ABOUT THIS TASK
Copy each line of the data beneath in which the word "Tischtennismeisterschaft" appears.

★ ★ ★

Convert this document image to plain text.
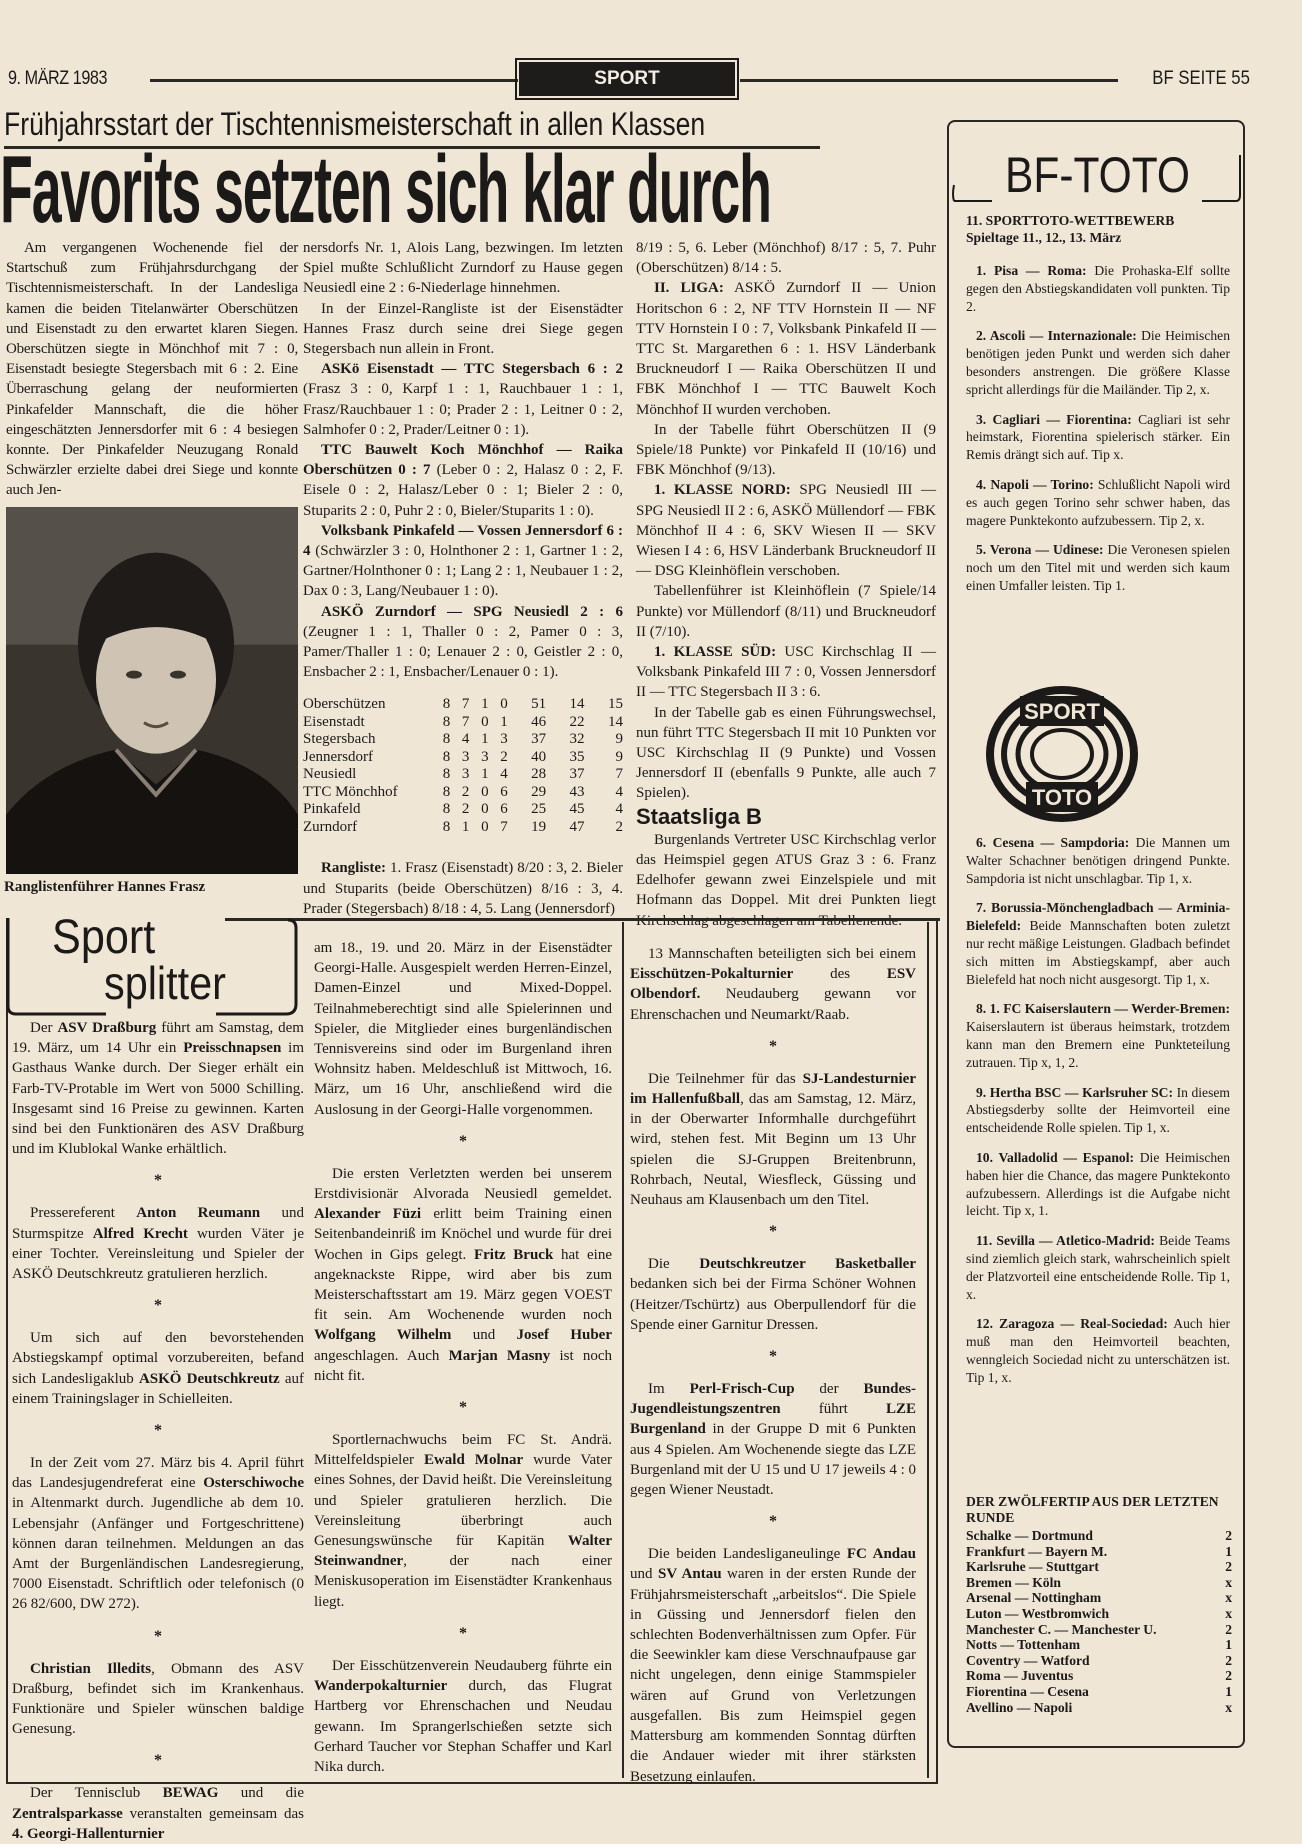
9. MÄRZ 1983	SPORT	BF SEITE 55
Frühjahrsstart der Tischtennismeisterschaft in allen Klassen
Favorits setzten sich klar durch

Am vergangenen Wochenende fiel der Startschuß zum Frühjahrsdurchgang der Tischtennismeisterschaft. In der Landesliga kamen die beiden Titelanwärter Oberschützen und Eisenstadt zu den erwartet klaren Siegen. Oberschützen siegte in Mönchhof mit 7 : 0, Eisenstadt besiegte Stegersbach mit 6 : 2. Eine Überraschung gelang der neuformierten Pinkafelder Mannschaft, die die höher eingeschätzten Jennersdorfer mit 6 : 4 besiegen konnte. Der Pinkafelder Neuzugang Ronald Schwärzler erzielte dabei drei Siege und konnte auch Jen-

Ranglistenführer Hannes Frasz

nersdorfs Nr. 1, Alois Lang, bezwingen. Im letzten Spiel mußte Schlußlicht Zurndorf zu Hause gegen Neusiedl eine 2 : 6-Niederlage hinnehmen.

In der Einzel-Rangliste ist der Eisenstädter Hannes Frasz durch seine drei Siege gegen Stegersbach nun allein in Front.

ASKö Eisenstadt — TTC Stegersbach 6 : 2 (Frasz 3 : 0, Karpf 1 : 1, Rauchbauer 1 : 1, Frasz/Rauchbauer 1 : 0; Prader 2 : 1, Leitner 0 : 2, Salmhofer 0 : 2, Prader/Leitner 0 : 1).

TTC Bauwelt Koch Mönchhof — Raika Oberschützen 0 : 7 (Leber 0 : 2, Halasz 0 : 2, F. Eisele 0 : 2, Halasz/Leber 0 : 1; Bieler 2 : 0, Stuparits 2 : 0, Puhr 2 : 0, Bieler/Stuparits 1 : 0).

Volksbank Pinkafeld — Vossen Jennersdorf 6 : 4 (Schwärzler 3 : 0, Holnthoner 2 : 1, Gartner 1 : 2, Gartner/Holnthoner 0 : 1; Lang 2 : 1, Neubauer 1 : 2, Dax 0 : 3, Lang/Neubauer 1 : 0).

ASKÖ Zurndorf — SPG Neusiedl 2 : 6 (Zeugner 1 : 1, Thaller 0 : 2, Pamer 0 : 3, Pamer/Thaller 1 : 0; Lenauer 2 : 0, Geistler 2 : 0, Ensbacher 2 : 1, Ensbacher/Lenauer 0 : 1).

Oberschützen	8	7	1	0	51	14	15
Eisenstadt	8	7	0	1	46	22	14
Stegersbach	8	4	1	3	37	32	9
Jennersdorf	8	3	3	2	40	35	9
Neusiedl	8	3	1	4	28	37	7
TTC Mönchhof	8	2	0	6	29	43	4
Pinkafeld	8	2	0	6	25	45	4
Zurndorf	8	1	0	7	19	47	2

Rangliste: 1. Frasz (Eisenstadt) 8/20 : 3, 2. Bieler und Stuparits (beide Oberschützen) 8/16 : 3, 4. Prader (Stegersbach) 8/18 : 4, 5. Lang (Jennersdorf)

8/19 : 5, 6. Leber (Mönchhof) 8/17 : 5, 7. Puhr (Oberschützen) 8/14 : 5.

II. LIGA: ASKÖ Zurndorf II — Union Horitschon 6 : 2, NF TTV Hornstein II — NF TTV Hornstein I 0 : 7, Volksbank Pinkafeld II — TTC St. Margarethen 6 : 1. HSV Länderbank Bruckneudorf I — Raika Oberschützen II und FBK Mönchhof I — TTC Bauwelt Koch Mönchhof II wurden verchoben.

In der Tabelle führt Oberschützen II (9 Spiele/18 Punkte) vor Pinkafeld II (10/16) und FBK Mönchhof (9/13).

1. KLASSE NORD: SPG Neusiedl III — SPG Neusiedl II 2 : 6, ASKÖ Müllendorf — FBK Mönchhof II 4 : 6, SKV Wiesen II — SKV Wiesen I 4 : 6, HSV Länderbank Bruckneudorf II — DSG Kleinhöflein verschoben.

Tabellenführer ist Kleinhöflein (7 Spiele/14 Punkte) vor Müllendorf (8/11) und Bruckneudorf II (7/10).

1. KLASSE SÜD: USC Kirchschlag II — Volksbank Pinkafeld III 7 : 0, Vossen Jennersdorf II — TTC Stegersbach II 3 : 6.

In der Tabelle gab es einen Führungswechsel, nun führt TTC Stegersbach II mit 10 Punkten vor USC Kirchschlag II (9 Punkte) und Vossen Jennersdorf II (ebenfalls 9 Punkte, alle auch 7 Spielen).

Staatsliga B

Burgenlands Vertreter USC Kirchschlag verlor das Heimspiel gegen ATUS Graz 3 : 6. Franz Edelhofer gewann zwei Einzelspiele und mit Hofmann das Doppel. Mit drei Punkten liegt

Sport
splitter

Der ASV Draßburg führt am Samstag, dem 19. März, um 14 Uhr ein Preisschnapsen im Gasthaus Wanke durch. Der Sieger erhält ein Farb-TV-Protable im Wert von 5000 Schilling. Insgesamt sind 16 Preise zu gewinnen. Karten sind bei den Funktionären des ASV Draßburg und im Klublokal Wanke erhältlich.

*

Pressereferent Anton Reumann und Sturmspitze Alfred Krecht wurden Väter je einer Tochter. Vereinsleitung und Spieler der ASKÖ Deutschkreutz gratulieren herzlich.

*

Um sich auf den bevorstehenden Abstiegskampf optimal vorzubereiten, befand sich Landesligaklub ASKÖ Deutschkreutz auf einem Trainingslager in Schielleiten.

*

In der Zeit vom 27. März bis 4. April führt das Landesjugendreferat eine Osterschiwoche in Altenmarkt durch. Jugendliche ab dem 10. Lebensjahr (Anfänger und Fortgeschrittene) können daran teilnehmen. Meldungen an das Amt der Burgenländischen Landesregierung, 7000 Eisenstadt. Schriftlich oder telefonisch (0 26 82/600, DW 272).

*

Christian Illedits, Obmann des ASV Draßburg, befindet sich im Krankenhaus. Funktionäre und Spieler wünschen baldige Genesung.

*

Der Tennisclub BEWAG und die Zentralsparkasse veranstalten gemeinsam das 4. Georgi-Hallenturnier

am 18., 19. und 20. März in der Eisenstädter Georgi-Halle. Ausgespielt werden Herren-Einzel, Damen-Einzel und Mixed-Doppel. Teilnahmeberechtigt sind alle Spielerinnen und Spieler, die Mitglieder eines burgenländischen Tennisvereins sind oder im Burgenland ihren Wohnsitz haben. Meldeschluß ist Mittwoch, 16. März, um 16 Uhr, anschließend wird die Auslosung in der Georgi-Halle vorgenommen.

*

Die ersten Verletzten werden bei unserem Erstdivisionär Alvorada Neusiedl gemeldet. Alexander Füzi erlitt beim Training einen Seitenbandeinriß im Knöchel und wurde für drei Wochen in Gips gelegt. Fritz Bruck hat eine angeknackste Rippe, wird aber bis zum Meisterschaftsstart am 19. März gegen VOEST fit sein. Am Wochenende wurden noch Wolfgang Wilhelm und Josef Huber angeschlagen. Auch Marjan Masny ist noch nicht fit.

*

Sportlernachwuchs beim FC St. Andrä. Mittelfeldspieler Ewald Molnar wurde Vater eines Sohnes, der David heißt. Die Vereinsleitung und Spieler gratulieren herzlich. Die Vereinsleitung überbringt auch Genesungswünsche für Kapitän Walter Steinwandner, der nach einer Meniskusoperation im Eisenstädter Krankenhaus liegt.

*

Der Eisschützenverein Neudauberg führte ein Wanderpokalturnier durch, das Flugrat Hartberg vor Ehrenschachen und Neudau gewann. Im Sprangerlschießen setzte sich Gerhard Taucher vor Stephan Schaffer und Karl Nika durch.

13 Mannschaften beteiligten sich bei einem Eisschützen-Pokalturnier des ESV Olbendorf. Neudauberg gewann vor Ehrenschachen und Neumarkt/Raab.

*

Die Teilnehmer für das SJ-Landesturnier im Hallenfußball, das am Samstag, 12. März, in der Oberwarter Informhalle durchgeführt wird, stehen fest. Mit Beginn um 13 Uhr spielen die SJ-Gruppen Breitenbrunn, Rohrbach, Neutal, Wiesfleck, Güssing und Neuhaus am Klausenbach um den Titel.

*

Die Deutschkreutzer Basketballer bedanken sich bei der Firma Schöner Wohnen (Heitzer/Tschürtz) aus Oberpullendorf für die Spende einer Garnitur Dressen.

*

Im Perl-Frisch-Cup der Bundes-Jugendleistungszentren führt LZE Burgenland in der Gruppe D mit 6 Punkten aus 4 Spielen. Am Wochenende siegte das LZE Burgenland mit der U 15 und U 17 jeweils 4 : 0 gegen Wiener Neustadt.

*

Die beiden Landesliganeulinge FC Andau und SV Antau waren in der ersten Runde der Frühjahrsmeisterschaft „arbeitslos“. Die Spiele in Güssing und Jennersdorf fielen den schlechten Bodenverhältnissen zum Opfer. Für die Seewinkler kam diese Verschnaufpause gar nicht ungelegen, denn einige Stammspieler wären auf Grund von Verletzungen ausgefallen. Bis zum Heimspiel gegen Mattersburg am kommenden Sonntag dürften die Andauer wieder mit ihrer stärksten Besetzung einlaufen.

BF-TOTO
11. SPORTTOTO-WETTBEWERB
Spieltage 11., 12., 13. März

1. Pisa — Roma: Die Prohaska-Elf sollte gegen den Abstiegskandidaten voll punkten. Tip 2.

2. Ascoli — Internazionale: Die Heimischen benötigen jeden Punkt und werden sich daher besonders anstrengen. Die größere Klasse spricht allerdings für die Mailänder. Tip 2, x.

3. Cagliari — Fiorentina: Cagliari ist sehr heimstark, Fiorentina spielerisch stärker. Ein Remis drängt sich auf. Tip x.

4. Napoli — Torino: Schlußlicht Napoli wird es auch gegen Torino sehr schwer haben, das magere Punktekonto aufzubessern. Tip 2, x.

5. Verona — Udinese: Die Veronesen spielen noch um den Titel mit und werden sich kaum einen Umfaller leisten. Tip 1.

SPORT
TOTO

6. Cesena — Sampdoria: Die Mannen um Walter Schachner benötigen dringend Punkte. Sampdoria ist nicht unschlagbar. Tip 1, x.

7. Borussia-Mönchengladbach — Arminia-Bielefeld: Beide Mannschaften boten zuletzt nur recht mäßige Leistungen. Gladbach befindet sich mitten im Abstiegskampf, aber auch Bielefeld hat noch nicht ausgesorgt. Tip 1, x.

8. 1. FC Kaiserslautern — Werder-Bremen: Kaiserslautern ist überaus heimstark, trotzdem kann man den Bremern eine Punkteteilung zutrauen. Tip x, 1, 2.

9. Hertha BSC — Karlsruher SC: In diesem Abstiegsderby sollte der Heimvorteil eine entscheidende Rolle spielen. Tip 1, x.

10. Valladolid — Espanol: Die Heimischen haben hier die Chance, das magere Punktekonto aufzubessern. Allerdings ist die Aufgabe nicht leicht. Tip x, 1.

11. Sevilla — Atletico-Madrid: Beide Teams sind ziemlich gleich stark, wahrscheinlich spielt der Platzvorteil eine entscheidende Rolle. Tip 1, x.

12. Zaragoza — Real-Sociedad: Auch hier muß man den Heimvorteil beachten, wenngleich Sociedad nicht zu unterschätzen ist. Tip 1, x.

DER ZWÖLFERTIP AUS DER LETZTEN RUNDE
Schalke — Dortmund	2
Frankfurt — Bayern M.	1
Karlsruhe — Stuttgart	2
Bremen — Köln	x
Arsenal — Nottingham	x
Luton — Westbromwich	x
Manchester C. — Manchester U.	2
Notts — Tottenham	1
Coventry — Watford	2
Roma — Juventus	2
Fiorentina — Cesena	1
Avellino — Napoli	x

★ ★ ★

RESPONSE AREA
Frühjahrsstart der Tischtennismeisterschaft in allen Klassen
Am vergangenen Wochenende fiel der Startschuß zum Frühjahrsdurchgang der Tischtennismeisterschaft. In der Landesliga kamen die beiden Titelanwärter Oberschützen und Eisenstadt zu den erwartet klaren Siegen. Oberschützen siegte in Mönchhof mit 7 : 0, Eisenstadt besiegte Stegersbach mit 6 : 2. Eine Überraschung gelang der neuformierten Pinkafelder Mannschaft, die die höher eingeschätzten Jennersdorfer mit 6 : 4 besiegen konnte. Der Pinkafelder Neuzugang Ronald Schwärzler erzielte dabei drei Siege und konnte auch Jen-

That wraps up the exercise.